== WORKING DATA ==

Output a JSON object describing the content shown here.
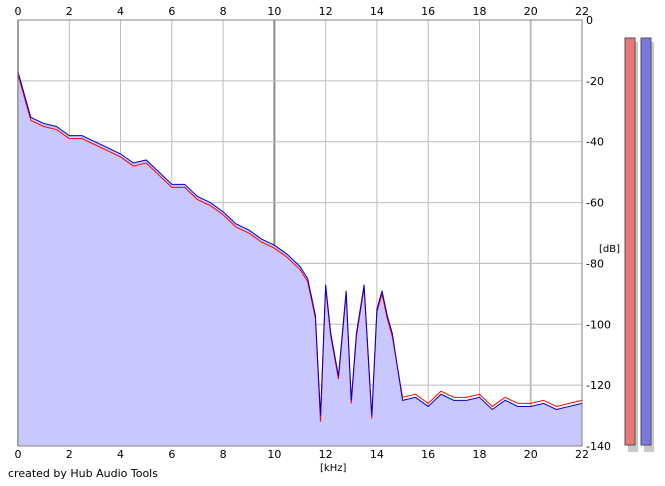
{
  "chart_data": {
    "type": "area",
    "xlabel": "[kHz]",
    "ylabel": "[dB]",
    "xlim": [
      0,
      22
    ],
    "ylim": [
      -140,
      0
    ],
    "x_ticks": [
      0,
      2,
      4,
      6,
      8,
      10,
      12,
      14,
      16,
      18,
      20,
      22
    ],
    "y_ticks": [
      0,
      -20,
      -40,
      -60,
      -80,
      -100,
      -120,
      -140
    ],
    "grid": true,
    "series": [
      {
        "color": "#ff0000",
        "x": [
          0,
          0.5,
          1,
          1.5,
          2,
          2.5,
          3,
          3.5,
          4,
          4.5,
          5,
          5.5,
          6,
          6.5,
          7,
          7.5,
          8,
          8.5,
          9,
          9.5,
          10,
          10.5,
          11,
          11.3,
          11.6,
          11.8,
          12,
          12.2,
          12.5,
          12.8,
          13.0,
          13.2,
          13.5,
          13.8,
          14.0,
          14.2,
          14.4,
          14.6,
          15,
          15.5,
          16,
          16.5,
          17,
          17.5,
          18,
          18.5,
          19,
          19.5,
          20,
          20.5,
          21,
          21.5,
          22
        ],
        "values": [
          -18,
          -33,
          -35,
          -36,
          -39,
          -39,
          -41,
          -43,
          -45,
          -48,
          -47,
          -51,
          -55,
          -55,
          -59,
          -61,
          -64,
          -68,
          -70,
          -73,
          -75,
          -78,
          -82,
          -86,
          -98,
          -132,
          -88,
          -104,
          -118,
          -90,
          -126,
          -104,
          -88,
          -131,
          -96,
          -90,
          -98,
          -104,
          -124,
          -123,
          -126,
          -122,
          -124,
          -124,
          -123,
          -127,
          -124,
          -126,
          -126,
          -125,
          -127,
          -126,
          -125
        ]
      },
      {
        "color": "#0000cc",
        "x": [
          0,
          0.5,
          1,
          1.5,
          2,
          2.5,
          3,
          3.5,
          4,
          4.5,
          5,
          5.5,
          6,
          6.5,
          7,
          7.5,
          8,
          8.5,
          9,
          9.5,
          10,
          10.5,
          11,
          11.3,
          11.6,
          11.8,
          12,
          12.2,
          12.5,
          12.8,
          13.0,
          13.2,
          13.5,
          13.8,
          14.0,
          14.2,
          14.4,
          14.6,
          15,
          15.5,
          16,
          16.5,
          17,
          17.5,
          18,
          18.5,
          19,
          19.5,
          20,
          20.5,
          21,
          21.5,
          22
        ],
        "values": [
          -17,
          -32,
          -34,
          -35,
          -38,
          -38,
          -40,
          -42,
          -44,
          -47,
          -46,
          -50,
          -54,
          -54,
          -58,
          -60,
          -63,
          -67,
          -69,
          -72,
          -74,
          -77,
          -81,
          -85,
          -97,
          -130,
          -87,
          -103,
          -117,
          -89,
          -125,
          -103,
          -87,
          -130,
          -95,
          -89,
          -97,
          -103,
          -125,
          -124,
          -127,
          -123,
          -125,
          -125,
          -124,
          -128,
          -125,
          -127,
          -127,
          -126,
          -128,
          -127,
          -126
        ]
      }
    ],
    "level_meters": [
      {
        "color": "#e87878"
      },
      {
        "color": "#7878e0"
      }
    ],
    "fill_color": "#c8c8ff"
  },
  "footer": {
    "credit": "created by Hub Audio Tools"
  }
}
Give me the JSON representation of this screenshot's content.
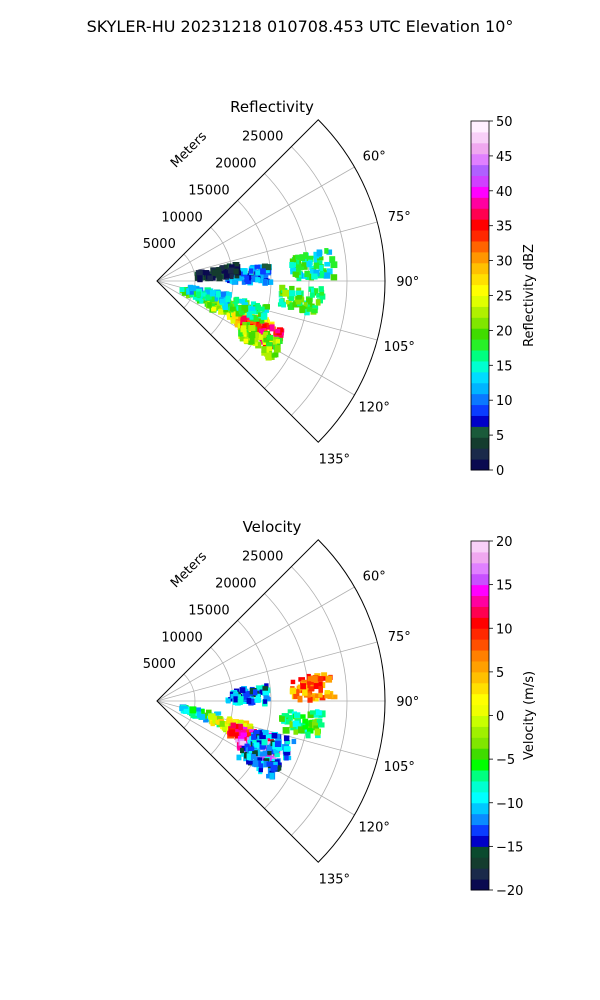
{
  "figure": {
    "suptitle": "SKYLER-HU  20231218  010708.453 UTC Elevation 10°"
  },
  "chart_data": [
    {
      "type": "polar-sector",
      "title": "Reflectivity",
      "range_label": "Meters",
      "theta_ticks": [
        "60°",
        "75°",
        "90°",
        "105°",
        "120°",
        "135°"
      ],
      "theta_values": [
        60,
        75,
        90,
        105,
        120,
        135
      ],
      "theta_range": [
        45,
        135
      ],
      "r_ticks": [
        "5000",
        "10000",
        "15000",
        "20000",
        "25000"
      ],
      "r_values": [
        5000,
        10000,
        15000,
        20000,
        25000
      ],
      "r_max": 30000,
      "grid": true,
      "colorbar": {
        "label": "Reflectivity dBZ",
        "range": [
          0,
          50
        ],
        "ticks": [
          "0",
          "5",
          "10",
          "15",
          "20",
          "25",
          "30",
          "35",
          "40",
          "45",
          "50"
        ],
        "tick_values": [
          0,
          5,
          10,
          15,
          20,
          25,
          30,
          35,
          40,
          45,
          50
        ],
        "colors": [
          "#0a0a50",
          "#1a2a4a",
          "#143c2e",
          "#1a5a3a",
          "#0000c8",
          "#0a3cff",
          "#0a78ff",
          "#00b4ff",
          "#00dcff",
          "#00ffd0",
          "#00ff80",
          "#28f028",
          "#40dc00",
          "#80e600",
          "#b0f000",
          "#e0ff00",
          "#ffff00",
          "#ffe000",
          "#ffc000",
          "#ff9600",
          "#ff6400",
          "#ff2800",
          "#ff0000",
          "#ff0050",
          "#ff00a0",
          "#ff00ff",
          "#d040ff",
          "#b060ff",
          "#e080ff",
          "#f0a8f0",
          "#f8d0f8",
          "#fff0ff"
        ]
      },
      "echoes": [
        {
          "azimuth": 110,
          "range": 6000,
          "value": 18
        },
        {
          "azimuth": 112,
          "range": 10000,
          "value": 22
        },
        {
          "azimuth": 114,
          "range": 13500,
          "value": 28
        },
        {
          "azimuth": 116,
          "range": 15000,
          "value": 35
        },
        {
          "azimuth": 120,
          "range": 15500,
          "value": 22
        },
        {
          "azimuth": 107,
          "range": 12000,
          "value": 17
        },
        {
          "azimuth": 104,
          "range": 7000,
          "value": 14
        },
        {
          "azimuth": 97,
          "range": 19000,
          "value": 18
        },
        {
          "azimuth": 84,
          "range": 20500,
          "value": 16
        },
        {
          "azimuth": 86,
          "range": 12000,
          "value": 10
        },
        {
          "azimuth": 82,
          "range": 8000,
          "value": 2
        }
      ]
    },
    {
      "type": "polar-sector",
      "title": "Velocity",
      "range_label": "Meters",
      "theta_ticks": [
        "60°",
        "75°",
        "90°",
        "105°",
        "120°",
        "135°"
      ],
      "theta_values": [
        60,
        75,
        90,
        105,
        120,
        135
      ],
      "theta_range": [
        45,
        135
      ],
      "r_ticks": [
        "5000",
        "10000",
        "15000",
        "20000",
        "25000"
      ],
      "r_values": [
        5000,
        10000,
        15000,
        20000,
        25000
      ],
      "r_max": 30000,
      "grid": true,
      "colorbar": {
        "label": "Velocity (m/s)",
        "range": [
          -20,
          20
        ],
        "ticks": [
          "−20",
          "−15",
          "−10",
          "−5",
          "0",
          "5",
          "10",
          "15",
          "20"
        ],
        "tick_values": [
          -20,
          -15,
          -10,
          -5,
          0,
          5,
          10,
          15,
          20
        ],
        "colors": [
          "#0a0a50",
          "#1a2a4a",
          "#143c2e",
          "#0a4a2e",
          "#0000c8",
          "#0a3cff",
          "#0a8cff",
          "#00c8ff",
          "#00ffff",
          "#00ffd0",
          "#00ff80",
          "#00ff00",
          "#40dc00",
          "#80e600",
          "#a0f000",
          "#c8ff00",
          "#f0ff00",
          "#ffff00",
          "#ffe000",
          "#ffc000",
          "#ffa000",
          "#ff8000",
          "#ff5000",
          "#ff2800",
          "#ff0000",
          "#ff0050",
          "#ff00a0",
          "#ff00ff",
          "#c850ff",
          "#e080ff",
          "#f0a8f0",
          "#f8d0f8"
        ]
      },
      "echoes": [
        {
          "azimuth": 106,
          "range": 6000,
          "value": -8
        },
        {
          "azimuth": 108,
          "range": 10000,
          "value": 1
        },
        {
          "azimuth": 111,
          "range": 13000,
          "value": 12
        },
        {
          "azimuth": 115,
          "range": 14500,
          "value": 16
        },
        {
          "azimuth": 110,
          "range": 16000,
          "value": -12
        },
        {
          "azimuth": 120,
          "range": 15500,
          "value": -13
        },
        {
          "azimuth": 98,
          "range": 19000,
          "value": -6
        },
        {
          "azimuth": 85,
          "range": 20500,
          "value": 7
        },
        {
          "azimuth": 86,
          "range": 12000,
          "value": -12
        }
      ]
    }
  ]
}
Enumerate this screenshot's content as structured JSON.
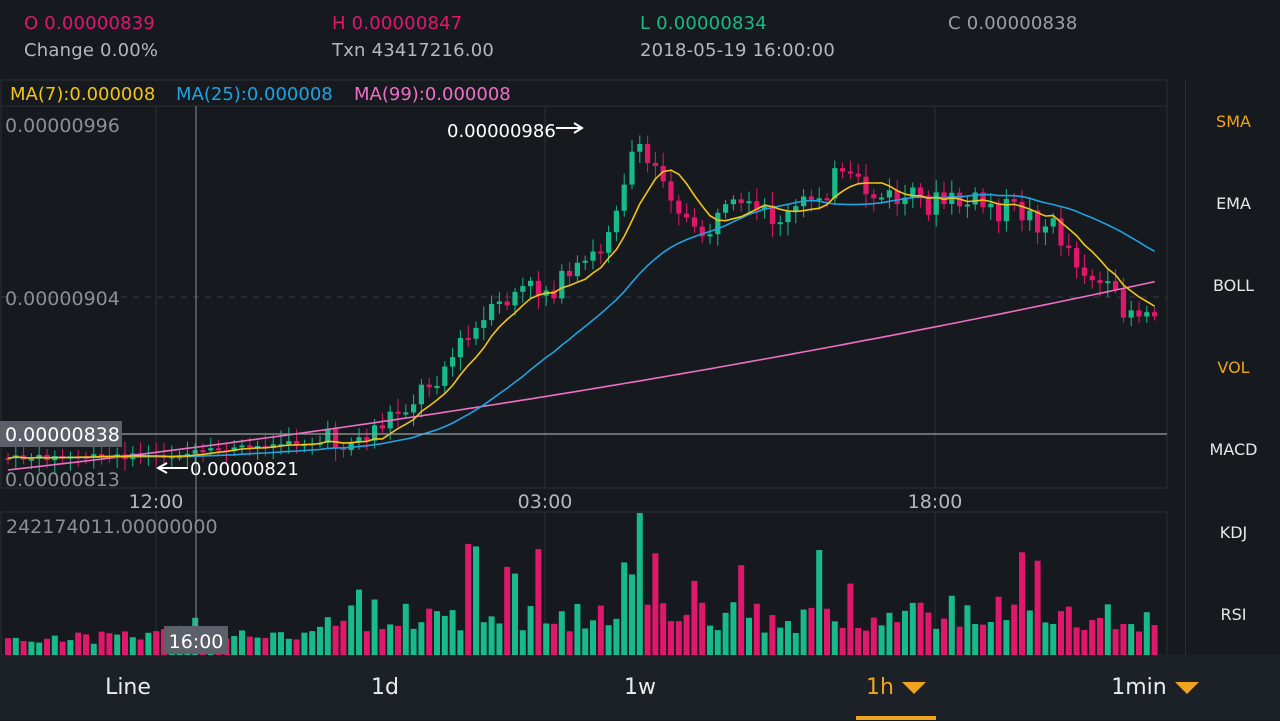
{
  "header": {
    "open": "O 0.00000839",
    "high": "H 0.00000847",
    "low": "L 0.00000834",
    "close": "C 0.00000838",
    "change": "Change 0.00%",
    "txn": "Txn 43417216.00",
    "datetime": "2018-05-19 16:00:00"
  },
  "legend": {
    "ma7": "MA(7):0.000008",
    "ma25": "MA(25):0.000008",
    "ma99": "MA(99):0.000008"
  },
  "price_axis": {
    "top_label": "0.00000996",
    "mid_label": "0.00000904",
    "bottom_label": "0.00000813",
    "current_label": "0.00000838"
  },
  "annotations": {
    "high_marker": "0.00000986",
    "low_marker": "0.00000821"
  },
  "time_axis": {
    "labels": [
      "12:00",
      "03:00",
      "18:00"
    ],
    "crosshair_label": "16:00"
  },
  "volume": {
    "max_label": "242174011.00000000"
  },
  "colors": {
    "up": "#18b98a",
    "down": "#e0186c",
    "ma7": "#f0c419",
    "ma25": "#1fa3e3",
    "ma99": "#ee6fc6",
    "accent": "#f0a41d"
  },
  "side_menu": {
    "items": [
      {
        "label": "SMA",
        "active": true
      },
      {
        "label": "EMA",
        "active": false
      },
      {
        "label": "BOLL",
        "active": false
      },
      {
        "label": "VOL",
        "active": true
      },
      {
        "label": "MACD",
        "active": false
      },
      {
        "label": "KDJ",
        "active": false
      },
      {
        "label": "RSI",
        "active": false
      }
    ]
  },
  "bottom_tabs": {
    "line": "Line",
    "day": "1d",
    "week": "1w",
    "hour": "1h",
    "minute": "1min"
  }
}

===

SHORT PROBLEM
Write down every line of the data above that includes the string "screenshot".

WRITTEN ANSWER
Give me the JSON representation of this screenshot's content.
Enumerate this screenshot's content as structured JSON.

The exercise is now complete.